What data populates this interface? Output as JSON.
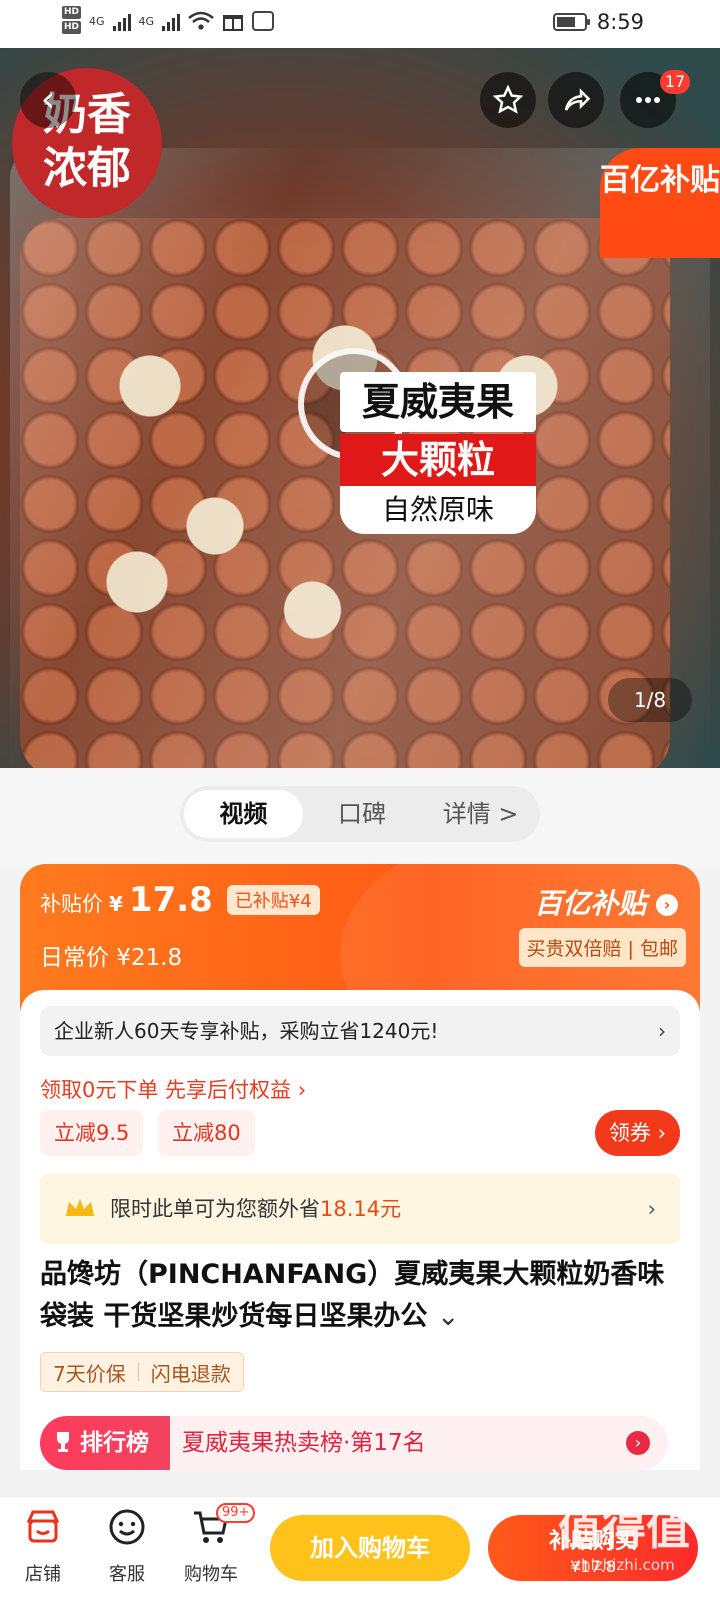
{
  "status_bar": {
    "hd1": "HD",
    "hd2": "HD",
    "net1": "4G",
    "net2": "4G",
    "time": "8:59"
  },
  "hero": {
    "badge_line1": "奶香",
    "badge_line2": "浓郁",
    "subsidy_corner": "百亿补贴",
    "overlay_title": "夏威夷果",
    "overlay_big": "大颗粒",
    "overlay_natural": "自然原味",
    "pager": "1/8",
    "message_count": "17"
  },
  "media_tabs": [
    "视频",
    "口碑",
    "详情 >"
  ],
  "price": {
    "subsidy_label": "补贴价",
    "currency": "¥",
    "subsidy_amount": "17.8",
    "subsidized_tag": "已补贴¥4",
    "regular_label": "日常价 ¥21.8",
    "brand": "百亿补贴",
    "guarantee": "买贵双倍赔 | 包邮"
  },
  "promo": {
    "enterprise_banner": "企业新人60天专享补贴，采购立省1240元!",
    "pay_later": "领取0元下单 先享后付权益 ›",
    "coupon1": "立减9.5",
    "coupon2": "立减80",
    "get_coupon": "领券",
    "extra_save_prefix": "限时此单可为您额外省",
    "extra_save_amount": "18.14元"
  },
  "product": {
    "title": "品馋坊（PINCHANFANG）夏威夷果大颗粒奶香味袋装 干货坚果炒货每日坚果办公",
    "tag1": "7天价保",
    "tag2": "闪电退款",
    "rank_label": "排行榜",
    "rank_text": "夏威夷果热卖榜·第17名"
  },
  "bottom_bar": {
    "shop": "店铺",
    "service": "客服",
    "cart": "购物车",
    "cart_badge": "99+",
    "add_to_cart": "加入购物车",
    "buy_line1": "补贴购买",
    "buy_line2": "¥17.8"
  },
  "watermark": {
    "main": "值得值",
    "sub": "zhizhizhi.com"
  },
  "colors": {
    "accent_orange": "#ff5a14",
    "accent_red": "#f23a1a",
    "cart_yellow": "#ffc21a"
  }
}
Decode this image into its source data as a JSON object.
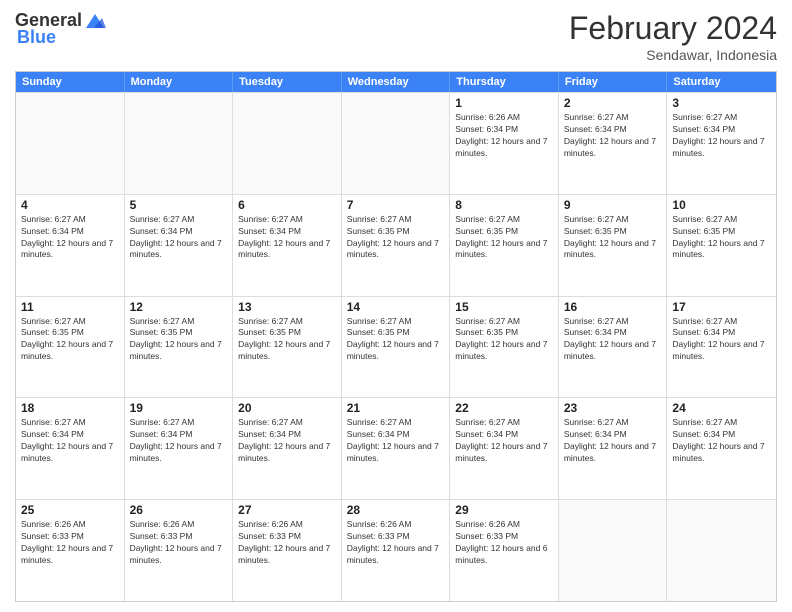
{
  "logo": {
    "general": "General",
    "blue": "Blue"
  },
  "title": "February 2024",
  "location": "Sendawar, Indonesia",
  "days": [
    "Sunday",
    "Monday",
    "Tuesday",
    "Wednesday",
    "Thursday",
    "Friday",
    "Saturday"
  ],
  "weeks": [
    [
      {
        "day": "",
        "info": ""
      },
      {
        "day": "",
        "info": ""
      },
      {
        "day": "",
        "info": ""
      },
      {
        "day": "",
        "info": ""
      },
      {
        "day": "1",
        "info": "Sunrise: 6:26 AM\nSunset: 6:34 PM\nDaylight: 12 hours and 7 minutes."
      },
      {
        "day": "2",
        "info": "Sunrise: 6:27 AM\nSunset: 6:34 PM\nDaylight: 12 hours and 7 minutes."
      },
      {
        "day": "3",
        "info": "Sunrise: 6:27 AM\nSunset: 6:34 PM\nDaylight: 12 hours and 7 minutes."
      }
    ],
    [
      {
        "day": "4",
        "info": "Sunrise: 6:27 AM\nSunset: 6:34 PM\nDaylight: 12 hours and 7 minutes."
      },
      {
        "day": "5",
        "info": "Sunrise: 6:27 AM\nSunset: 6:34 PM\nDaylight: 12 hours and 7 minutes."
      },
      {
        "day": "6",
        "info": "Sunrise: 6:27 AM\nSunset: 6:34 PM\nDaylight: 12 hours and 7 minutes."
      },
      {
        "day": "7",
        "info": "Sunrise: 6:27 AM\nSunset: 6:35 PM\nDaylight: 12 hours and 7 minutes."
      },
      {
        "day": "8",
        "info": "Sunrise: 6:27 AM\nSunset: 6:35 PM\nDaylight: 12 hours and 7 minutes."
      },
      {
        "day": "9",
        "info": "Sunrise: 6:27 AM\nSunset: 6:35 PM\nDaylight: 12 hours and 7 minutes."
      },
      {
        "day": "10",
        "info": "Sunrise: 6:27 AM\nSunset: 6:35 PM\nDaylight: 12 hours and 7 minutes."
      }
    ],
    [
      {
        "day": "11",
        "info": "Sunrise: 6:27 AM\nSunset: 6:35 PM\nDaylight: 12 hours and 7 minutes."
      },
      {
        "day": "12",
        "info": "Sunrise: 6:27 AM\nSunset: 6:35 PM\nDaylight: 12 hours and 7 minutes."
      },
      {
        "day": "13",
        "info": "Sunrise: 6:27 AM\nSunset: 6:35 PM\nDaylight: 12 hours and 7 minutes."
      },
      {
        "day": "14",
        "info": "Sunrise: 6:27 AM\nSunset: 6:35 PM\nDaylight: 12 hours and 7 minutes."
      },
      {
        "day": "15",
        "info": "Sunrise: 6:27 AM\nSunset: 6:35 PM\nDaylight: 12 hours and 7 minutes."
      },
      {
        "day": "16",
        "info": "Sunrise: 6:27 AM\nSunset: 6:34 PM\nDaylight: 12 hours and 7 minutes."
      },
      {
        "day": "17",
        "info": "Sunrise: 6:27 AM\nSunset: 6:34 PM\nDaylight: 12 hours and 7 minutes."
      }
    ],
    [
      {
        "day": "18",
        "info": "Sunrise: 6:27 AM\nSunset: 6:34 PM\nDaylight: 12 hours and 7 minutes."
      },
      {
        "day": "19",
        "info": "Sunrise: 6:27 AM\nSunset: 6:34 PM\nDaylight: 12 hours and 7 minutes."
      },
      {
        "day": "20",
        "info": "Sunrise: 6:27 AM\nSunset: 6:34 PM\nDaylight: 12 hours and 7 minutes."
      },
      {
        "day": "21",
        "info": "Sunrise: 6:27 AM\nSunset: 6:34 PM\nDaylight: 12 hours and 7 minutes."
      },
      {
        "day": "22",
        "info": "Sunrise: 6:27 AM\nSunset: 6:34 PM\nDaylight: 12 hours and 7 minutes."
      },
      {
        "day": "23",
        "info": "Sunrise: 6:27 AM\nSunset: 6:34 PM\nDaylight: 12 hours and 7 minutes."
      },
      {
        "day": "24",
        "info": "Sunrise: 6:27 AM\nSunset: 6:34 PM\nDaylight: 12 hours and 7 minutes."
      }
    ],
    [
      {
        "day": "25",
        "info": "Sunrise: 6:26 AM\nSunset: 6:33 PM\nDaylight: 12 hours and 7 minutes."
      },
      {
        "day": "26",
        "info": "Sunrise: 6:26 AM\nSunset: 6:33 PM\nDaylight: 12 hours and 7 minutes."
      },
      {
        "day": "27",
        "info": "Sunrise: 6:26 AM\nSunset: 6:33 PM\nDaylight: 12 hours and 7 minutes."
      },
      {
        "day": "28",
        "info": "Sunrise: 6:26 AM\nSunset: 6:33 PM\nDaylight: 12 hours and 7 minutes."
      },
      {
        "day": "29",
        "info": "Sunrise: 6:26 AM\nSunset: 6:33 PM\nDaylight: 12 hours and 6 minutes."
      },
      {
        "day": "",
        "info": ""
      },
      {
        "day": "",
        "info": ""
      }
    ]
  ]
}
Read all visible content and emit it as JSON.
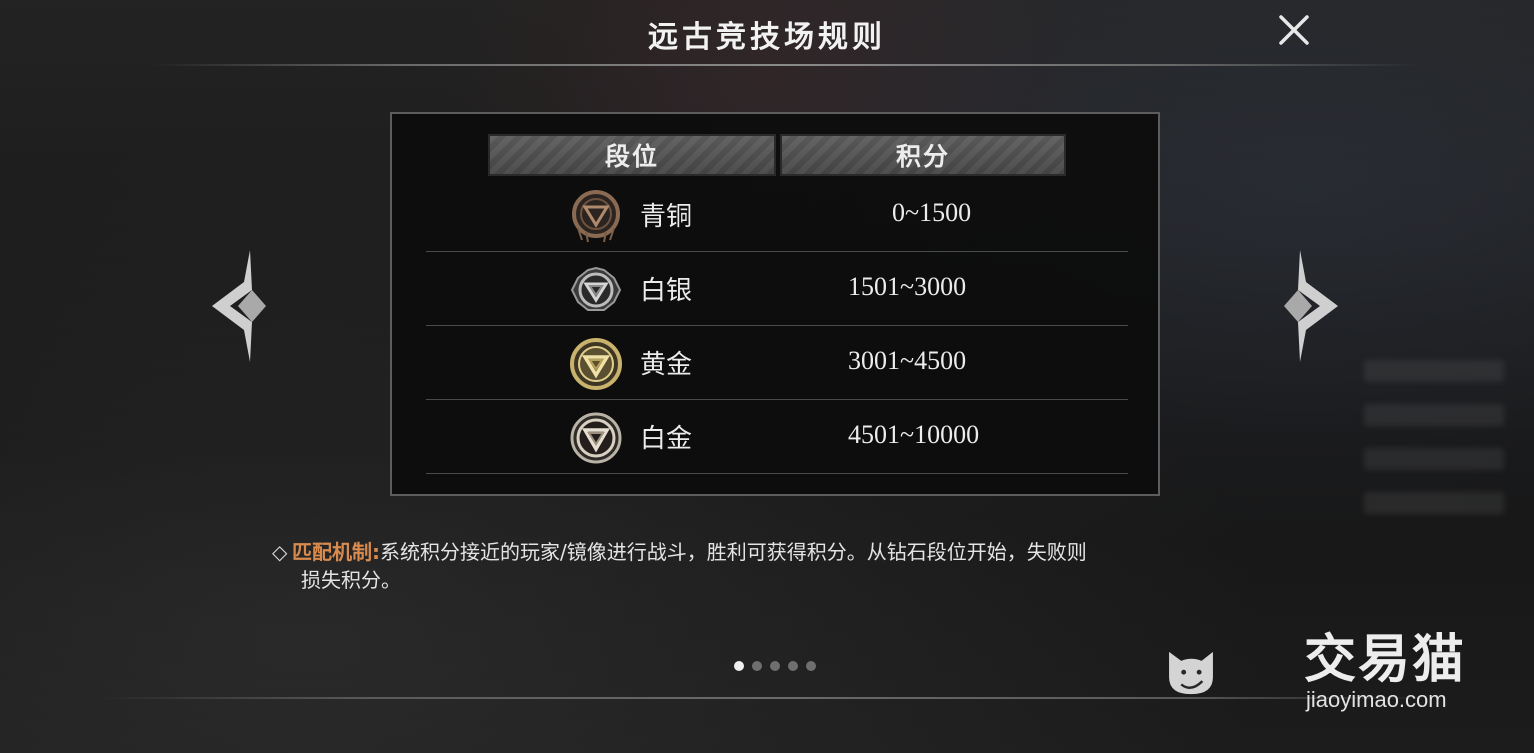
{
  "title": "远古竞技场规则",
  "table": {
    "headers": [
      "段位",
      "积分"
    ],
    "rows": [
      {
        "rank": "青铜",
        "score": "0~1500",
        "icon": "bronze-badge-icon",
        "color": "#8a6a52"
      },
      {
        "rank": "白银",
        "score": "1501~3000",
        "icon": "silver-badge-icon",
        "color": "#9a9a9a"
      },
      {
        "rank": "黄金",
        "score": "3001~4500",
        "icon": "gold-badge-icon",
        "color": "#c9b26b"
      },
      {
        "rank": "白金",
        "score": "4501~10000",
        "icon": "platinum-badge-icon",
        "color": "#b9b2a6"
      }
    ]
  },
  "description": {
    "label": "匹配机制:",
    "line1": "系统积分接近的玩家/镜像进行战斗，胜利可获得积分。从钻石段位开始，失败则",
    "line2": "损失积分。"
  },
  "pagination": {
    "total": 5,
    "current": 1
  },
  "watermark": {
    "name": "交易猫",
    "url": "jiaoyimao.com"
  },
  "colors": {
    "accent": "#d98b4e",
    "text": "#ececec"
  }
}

◆ ◆ ◆ ◆ ◆

- **Problem to work on**
From the line containing "Read all visible content and emit it as JSON." to the end of the data above, give those lines again verbatim, with both endpoints included and no images.

- **Complete response**
Read all visible content and emit it as JSON.
{
  "title": "远古竞技场规则",
  "table": {
    "headers": [
      "段位",
      "积分"
    ],
    "rows": [
      {
        "rank": "青铜",
        "score": "0~1500",
        "icon": "bronze-badge-icon",
        "color": "#8a6a52"
      },
      {
        "rank": "白银",
        "score": "1501~3000",
        "icon": "silver-badge-icon",
        "color": "#9a9a9a"
      },
      {
        "rank": "黄金",
        "score": "3001~4500",
        "icon": "gold-badge-icon",
        "color": "#c9b26b"
      },
      {
        "rank": "白金",
        "score": "4501~10000",
        "icon": "platinum-badge-icon",
        "color": "#b9b2a6"
      }
    ]
  },
  "description": {
    "label": "匹配机制:",
    "line1": "系统积分接近的玩家/镜像进行战斗，胜利可获得积分。从钻石段位开始，失败则",
    "line2": "损失积分。"
  },
  "pagination": {
    "total": 5,
    "current": 1
  },
  "watermark": {
    "name": "交易猫",
    "url": "jiaoyimao.com"
  },
  "colors": {
    "accent": "#d98b4e",
    "text": "#ececec"
  }
}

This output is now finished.